Continue the guide to running local models with Ollama, starting right after its last sentence about Open WebUI.

◆ Quoted passage ◆
%%
Best Models for Each Use Case

General use / writing

ollama pull llama3.2        # Meta's Llama 3.2 8B — best all-rounder
ollama pull gemma2          # Google's Gemma 2 9B — excellent instruction following

Coding and security research

ollama pull codellama       # Meta's CodeLlama — code generation and review
ollama pull deepseek-coder  # DeepSeek Coder — strong at low-level and exploit code
ollama pull qwen2.5-coder   # Qwen 2.5 Coder — surprisingly capable at 7B

Fast responses / low VRAM

ollama pull mistral         # Mistral 7B — fast and punches above its weight
ollama pull phi3:mini       # Microsoft Phi-3 Mini 3.8B — tiny but surprisingly smart

Long context (documents, large codebases)

ollama pull llama3.2:70b    # Needs 40+ GB VRAM, but handles 128K context
ollama pull qwen2.5:72b     # Alibaba's Qwen 2.5 72B — strong long-context reasoning

Add a Web UI — Open WebUI

The terminal is fine, but most people prefer a chat interface. Open WebUI is a self-hosted, ChatGPT-style interface for Ollama.
%%
◆ Records shown ◆
%%
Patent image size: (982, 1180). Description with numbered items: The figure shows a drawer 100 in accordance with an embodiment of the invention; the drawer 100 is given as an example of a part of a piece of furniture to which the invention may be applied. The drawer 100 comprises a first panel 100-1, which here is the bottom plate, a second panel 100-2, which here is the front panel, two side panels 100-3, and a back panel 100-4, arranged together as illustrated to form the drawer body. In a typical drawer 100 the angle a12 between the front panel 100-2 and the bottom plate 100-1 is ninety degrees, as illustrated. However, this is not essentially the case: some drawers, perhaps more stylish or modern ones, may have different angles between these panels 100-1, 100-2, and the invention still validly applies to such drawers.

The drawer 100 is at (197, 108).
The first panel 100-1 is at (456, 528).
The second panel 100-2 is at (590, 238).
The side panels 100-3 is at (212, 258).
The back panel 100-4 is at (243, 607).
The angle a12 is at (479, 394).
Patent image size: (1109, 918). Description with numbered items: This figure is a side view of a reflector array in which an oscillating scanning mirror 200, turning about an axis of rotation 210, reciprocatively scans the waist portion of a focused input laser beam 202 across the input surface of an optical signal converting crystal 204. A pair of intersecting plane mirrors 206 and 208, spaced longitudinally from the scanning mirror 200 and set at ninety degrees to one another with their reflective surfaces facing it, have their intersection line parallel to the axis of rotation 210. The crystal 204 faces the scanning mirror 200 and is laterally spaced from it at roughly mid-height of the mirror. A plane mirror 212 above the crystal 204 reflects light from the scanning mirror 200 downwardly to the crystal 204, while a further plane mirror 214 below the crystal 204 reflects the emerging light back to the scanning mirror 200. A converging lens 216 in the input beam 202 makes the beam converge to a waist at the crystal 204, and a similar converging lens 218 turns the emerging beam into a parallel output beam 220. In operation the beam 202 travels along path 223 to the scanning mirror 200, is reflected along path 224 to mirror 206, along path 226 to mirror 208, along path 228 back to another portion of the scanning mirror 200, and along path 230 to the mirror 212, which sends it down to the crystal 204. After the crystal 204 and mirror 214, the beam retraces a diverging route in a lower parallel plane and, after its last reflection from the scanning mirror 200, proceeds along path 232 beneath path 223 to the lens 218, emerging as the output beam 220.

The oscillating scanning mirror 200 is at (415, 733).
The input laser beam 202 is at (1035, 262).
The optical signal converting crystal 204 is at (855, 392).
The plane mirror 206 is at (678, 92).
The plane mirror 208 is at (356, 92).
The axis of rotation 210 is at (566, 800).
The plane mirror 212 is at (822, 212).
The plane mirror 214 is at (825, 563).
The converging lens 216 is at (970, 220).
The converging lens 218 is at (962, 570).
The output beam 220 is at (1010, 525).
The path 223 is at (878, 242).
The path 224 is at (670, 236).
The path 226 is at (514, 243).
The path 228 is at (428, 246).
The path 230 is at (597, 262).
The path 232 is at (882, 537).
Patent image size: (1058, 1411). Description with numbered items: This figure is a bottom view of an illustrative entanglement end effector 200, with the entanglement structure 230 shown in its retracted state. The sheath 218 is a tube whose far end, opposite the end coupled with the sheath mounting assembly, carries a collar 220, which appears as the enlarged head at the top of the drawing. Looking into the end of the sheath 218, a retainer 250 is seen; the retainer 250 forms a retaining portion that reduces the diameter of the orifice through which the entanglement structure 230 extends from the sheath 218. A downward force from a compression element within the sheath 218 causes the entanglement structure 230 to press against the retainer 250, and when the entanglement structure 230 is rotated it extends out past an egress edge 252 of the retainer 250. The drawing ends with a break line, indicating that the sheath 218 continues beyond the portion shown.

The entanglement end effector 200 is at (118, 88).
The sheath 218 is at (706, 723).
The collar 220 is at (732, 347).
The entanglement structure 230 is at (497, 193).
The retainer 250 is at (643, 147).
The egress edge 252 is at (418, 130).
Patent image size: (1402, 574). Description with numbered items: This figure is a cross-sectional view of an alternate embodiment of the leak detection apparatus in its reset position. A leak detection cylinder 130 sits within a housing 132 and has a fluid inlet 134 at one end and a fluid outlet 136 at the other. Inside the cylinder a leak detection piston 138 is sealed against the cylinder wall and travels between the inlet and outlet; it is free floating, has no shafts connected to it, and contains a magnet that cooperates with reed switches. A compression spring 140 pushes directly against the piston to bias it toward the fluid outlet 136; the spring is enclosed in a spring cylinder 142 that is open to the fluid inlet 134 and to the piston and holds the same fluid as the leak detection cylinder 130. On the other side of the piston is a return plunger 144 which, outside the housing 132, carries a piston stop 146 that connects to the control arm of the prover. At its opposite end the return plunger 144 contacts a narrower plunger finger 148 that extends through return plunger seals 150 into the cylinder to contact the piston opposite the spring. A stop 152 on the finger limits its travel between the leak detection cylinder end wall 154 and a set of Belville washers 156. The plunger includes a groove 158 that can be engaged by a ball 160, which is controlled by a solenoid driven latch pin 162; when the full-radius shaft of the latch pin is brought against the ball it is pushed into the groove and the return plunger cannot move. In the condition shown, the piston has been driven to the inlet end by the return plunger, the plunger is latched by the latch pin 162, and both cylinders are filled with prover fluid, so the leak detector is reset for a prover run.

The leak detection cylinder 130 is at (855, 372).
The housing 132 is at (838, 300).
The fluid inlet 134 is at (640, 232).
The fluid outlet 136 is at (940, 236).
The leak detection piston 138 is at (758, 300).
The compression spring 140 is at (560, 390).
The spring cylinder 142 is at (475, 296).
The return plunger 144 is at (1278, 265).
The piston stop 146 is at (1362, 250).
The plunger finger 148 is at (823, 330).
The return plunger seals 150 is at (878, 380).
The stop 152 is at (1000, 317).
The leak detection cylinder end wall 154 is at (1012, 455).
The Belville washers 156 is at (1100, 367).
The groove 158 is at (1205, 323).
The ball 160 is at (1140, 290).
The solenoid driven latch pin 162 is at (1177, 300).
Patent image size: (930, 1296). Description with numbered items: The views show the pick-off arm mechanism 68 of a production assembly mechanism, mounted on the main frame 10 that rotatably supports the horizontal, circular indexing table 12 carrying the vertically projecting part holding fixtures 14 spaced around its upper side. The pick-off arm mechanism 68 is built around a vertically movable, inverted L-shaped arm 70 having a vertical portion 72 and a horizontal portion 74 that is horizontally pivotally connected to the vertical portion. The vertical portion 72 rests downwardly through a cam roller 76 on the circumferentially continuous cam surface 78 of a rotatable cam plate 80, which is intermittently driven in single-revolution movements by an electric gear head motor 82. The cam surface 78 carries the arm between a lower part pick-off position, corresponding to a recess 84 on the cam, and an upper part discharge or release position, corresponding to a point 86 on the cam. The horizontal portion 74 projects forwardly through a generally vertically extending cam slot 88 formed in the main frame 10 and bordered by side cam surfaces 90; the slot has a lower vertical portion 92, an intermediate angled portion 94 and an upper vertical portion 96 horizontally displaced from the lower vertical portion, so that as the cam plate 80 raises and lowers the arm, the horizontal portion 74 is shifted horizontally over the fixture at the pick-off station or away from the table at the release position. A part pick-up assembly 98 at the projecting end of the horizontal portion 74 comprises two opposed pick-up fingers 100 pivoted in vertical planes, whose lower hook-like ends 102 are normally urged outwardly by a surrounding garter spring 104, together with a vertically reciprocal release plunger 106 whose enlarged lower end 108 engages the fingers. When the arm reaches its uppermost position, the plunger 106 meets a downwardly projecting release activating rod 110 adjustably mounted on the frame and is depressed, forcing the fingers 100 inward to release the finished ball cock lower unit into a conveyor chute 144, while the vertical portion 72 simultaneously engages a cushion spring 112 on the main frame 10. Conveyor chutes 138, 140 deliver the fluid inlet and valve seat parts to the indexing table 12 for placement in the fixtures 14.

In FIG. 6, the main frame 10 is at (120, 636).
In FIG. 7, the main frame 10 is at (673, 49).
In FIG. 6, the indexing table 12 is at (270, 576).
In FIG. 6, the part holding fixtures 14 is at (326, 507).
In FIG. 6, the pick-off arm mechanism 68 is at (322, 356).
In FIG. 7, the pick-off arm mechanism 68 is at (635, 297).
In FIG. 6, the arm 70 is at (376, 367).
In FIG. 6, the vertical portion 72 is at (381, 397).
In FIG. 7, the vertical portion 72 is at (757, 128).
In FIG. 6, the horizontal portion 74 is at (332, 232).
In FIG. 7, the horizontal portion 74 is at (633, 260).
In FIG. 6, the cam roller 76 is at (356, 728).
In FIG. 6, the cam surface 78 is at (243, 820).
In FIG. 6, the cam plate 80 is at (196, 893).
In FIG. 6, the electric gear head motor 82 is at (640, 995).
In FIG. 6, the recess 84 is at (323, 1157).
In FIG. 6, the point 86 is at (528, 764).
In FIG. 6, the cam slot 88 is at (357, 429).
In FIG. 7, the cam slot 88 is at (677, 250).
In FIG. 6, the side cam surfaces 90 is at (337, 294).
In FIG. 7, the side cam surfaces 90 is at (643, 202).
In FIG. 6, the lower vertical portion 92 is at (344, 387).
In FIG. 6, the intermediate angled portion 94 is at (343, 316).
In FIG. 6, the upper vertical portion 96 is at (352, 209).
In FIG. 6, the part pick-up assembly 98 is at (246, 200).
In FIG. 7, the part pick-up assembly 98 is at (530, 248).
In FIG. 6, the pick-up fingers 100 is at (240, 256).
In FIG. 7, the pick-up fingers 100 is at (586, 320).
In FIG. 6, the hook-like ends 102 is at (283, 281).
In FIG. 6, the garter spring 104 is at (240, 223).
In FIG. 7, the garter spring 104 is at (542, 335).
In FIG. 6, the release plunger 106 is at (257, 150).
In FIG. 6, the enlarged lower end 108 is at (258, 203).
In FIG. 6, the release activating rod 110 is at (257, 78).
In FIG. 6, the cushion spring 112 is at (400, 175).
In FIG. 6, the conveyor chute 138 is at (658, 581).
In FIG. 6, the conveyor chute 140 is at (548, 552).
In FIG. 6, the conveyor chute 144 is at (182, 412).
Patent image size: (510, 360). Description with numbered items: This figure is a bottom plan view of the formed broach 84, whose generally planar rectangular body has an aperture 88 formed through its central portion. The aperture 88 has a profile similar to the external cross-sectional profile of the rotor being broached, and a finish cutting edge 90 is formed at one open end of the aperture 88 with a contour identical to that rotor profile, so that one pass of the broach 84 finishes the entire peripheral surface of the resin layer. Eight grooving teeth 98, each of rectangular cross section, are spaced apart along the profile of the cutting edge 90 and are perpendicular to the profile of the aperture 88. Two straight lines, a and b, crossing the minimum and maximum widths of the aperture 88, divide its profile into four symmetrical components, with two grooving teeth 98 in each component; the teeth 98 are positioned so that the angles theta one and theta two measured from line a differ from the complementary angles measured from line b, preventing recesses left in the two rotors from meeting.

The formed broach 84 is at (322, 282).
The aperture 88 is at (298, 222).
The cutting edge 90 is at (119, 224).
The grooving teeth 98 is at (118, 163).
%%
◆ Reply to the exercise ◆
Install with Docker

docker run -d \
  -p 3000:8080 \
  --add-host=host.docker.internal:host-gateway \
  -v open-webui:/app/backend/data \
  --name open-webui \
  --restart always \
  ghcr.io/open-webui/open-webui:main

Then open http://localhost:3000 in your browser.

Install without Docker (Python)

pip install open-webui
open-webui serve

Open WebUI gives you:

  • Multi-model chat with conversation history
  • File upload and document Q&A (RAG)
  • Image generation (with Stable Diffusion integration)
  • Model management from the browser

Privacy Use Cases

Local AI is especially powerful for tasks you’d never want to send to a cloud service:

Security research:

cat malware_sample.js | ollama run codellama "What does this script do? Is it malicious?"

Log analysis:

cat /var/log/auth.log | tail -500 | ollama run mistral "Summarise any suspicious authentication events"

Document review:

cat confidential_report.txt | ollama run llama3.2 "Summarise the key points in 5 bullet points"

Code review before committing:

git diff | ollama run codellama "Review this diff for bugs, security issues, and code quality problems"

Performance Tips

Use quantised models: Ollama automatically downloads 4-bit quantised models by default (Q4_K_M), which use ~50% less VRAM than full precision with minimal quality loss.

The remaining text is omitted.